This is the last in a series of seven posts on the major mental illnesses, also called brain disorders. As a parent who once knew nothing about these things before my daughter, now twenty-six, was diagnosed with several brain disorders, I began to gather information to help both myself and others who are on a similar difficult journey. May month is Mental Health Awareness Month, therefore my blogs have focused on these issues. I have addressed Bipolar Disorder, Major Depression, Anxiety Disorder, Panic Disorder, Obsessive-Compulsive Disorder and Schizophrenia. You can access these posts here on my blog page. Today’s topic is Borderline Personality Disorder. I hope it will be helpful to you. I am not an expert so I turn to the best in the field, the National Alliance on Mental Illness, nami.org. On their website you will find many additional articles on each of these disorders and much more.
The following information was written by Ken Duckworth, M.D.

_INFORMATION SHOWN_
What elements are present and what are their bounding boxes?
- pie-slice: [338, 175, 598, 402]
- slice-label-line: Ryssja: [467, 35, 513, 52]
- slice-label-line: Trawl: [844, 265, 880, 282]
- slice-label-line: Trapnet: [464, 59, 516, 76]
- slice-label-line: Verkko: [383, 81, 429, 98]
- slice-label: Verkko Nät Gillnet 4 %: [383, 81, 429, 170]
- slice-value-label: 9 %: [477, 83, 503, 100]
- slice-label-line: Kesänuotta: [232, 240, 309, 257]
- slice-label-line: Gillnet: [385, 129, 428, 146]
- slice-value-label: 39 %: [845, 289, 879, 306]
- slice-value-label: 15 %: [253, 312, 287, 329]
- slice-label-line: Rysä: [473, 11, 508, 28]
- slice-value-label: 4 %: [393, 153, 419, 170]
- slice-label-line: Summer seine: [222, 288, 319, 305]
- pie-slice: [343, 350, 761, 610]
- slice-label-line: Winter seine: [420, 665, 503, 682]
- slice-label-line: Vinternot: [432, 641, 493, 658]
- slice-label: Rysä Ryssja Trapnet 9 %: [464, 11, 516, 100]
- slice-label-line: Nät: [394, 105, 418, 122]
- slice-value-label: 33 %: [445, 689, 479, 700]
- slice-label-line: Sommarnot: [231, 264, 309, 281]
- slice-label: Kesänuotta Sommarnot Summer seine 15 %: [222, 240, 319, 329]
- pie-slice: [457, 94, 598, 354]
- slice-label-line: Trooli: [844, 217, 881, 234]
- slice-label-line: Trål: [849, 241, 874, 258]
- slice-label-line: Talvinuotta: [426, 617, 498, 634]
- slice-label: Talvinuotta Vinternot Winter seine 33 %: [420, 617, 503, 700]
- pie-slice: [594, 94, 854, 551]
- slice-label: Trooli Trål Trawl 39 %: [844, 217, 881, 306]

_TASK ITEM 1_
According to the blog post on mental illnesses, which organization does the author rely on for information about these disorders?
_TASK ITEM 2_
Pick up the blog post on mental illnesses after its last sentence and continue it.

_EXPECTED OUTPUT 1_
The National Alliance on Mental Illness (nami.org).

_EXPECTED OUTPUT 2_
Borderline Personality Disorder (BPD) is characterized by impulsivity and instability in mood, self-image, and personal relationships. It is fairly common and is diagnosed more often in females than in males.
Individuals with BPD experience several of the following symptoms:
Marked mood swings with periods of intense depression, irritability, and/or anxiety lasting a few hours to a few days.
Anger that is intense, uncontrolled and /or not understood.
Impulsiveness in spending, sex, substance abuse, shoplifting, reckless driving, or binge eating.
Recurring suicidal threats or self-injurious behavior.
Unstable, intense personal relationships with intense, categorical views of people and experiences, sometimes alternating between “all good” idealization and “all bad” devaluation.
Marked, persistent uncertainty about self-image, long-term goals, friendships, and values.
Chronic boredom or feelings of emptiness.
Frantic efforts to avoid abandonment, either real or imagined.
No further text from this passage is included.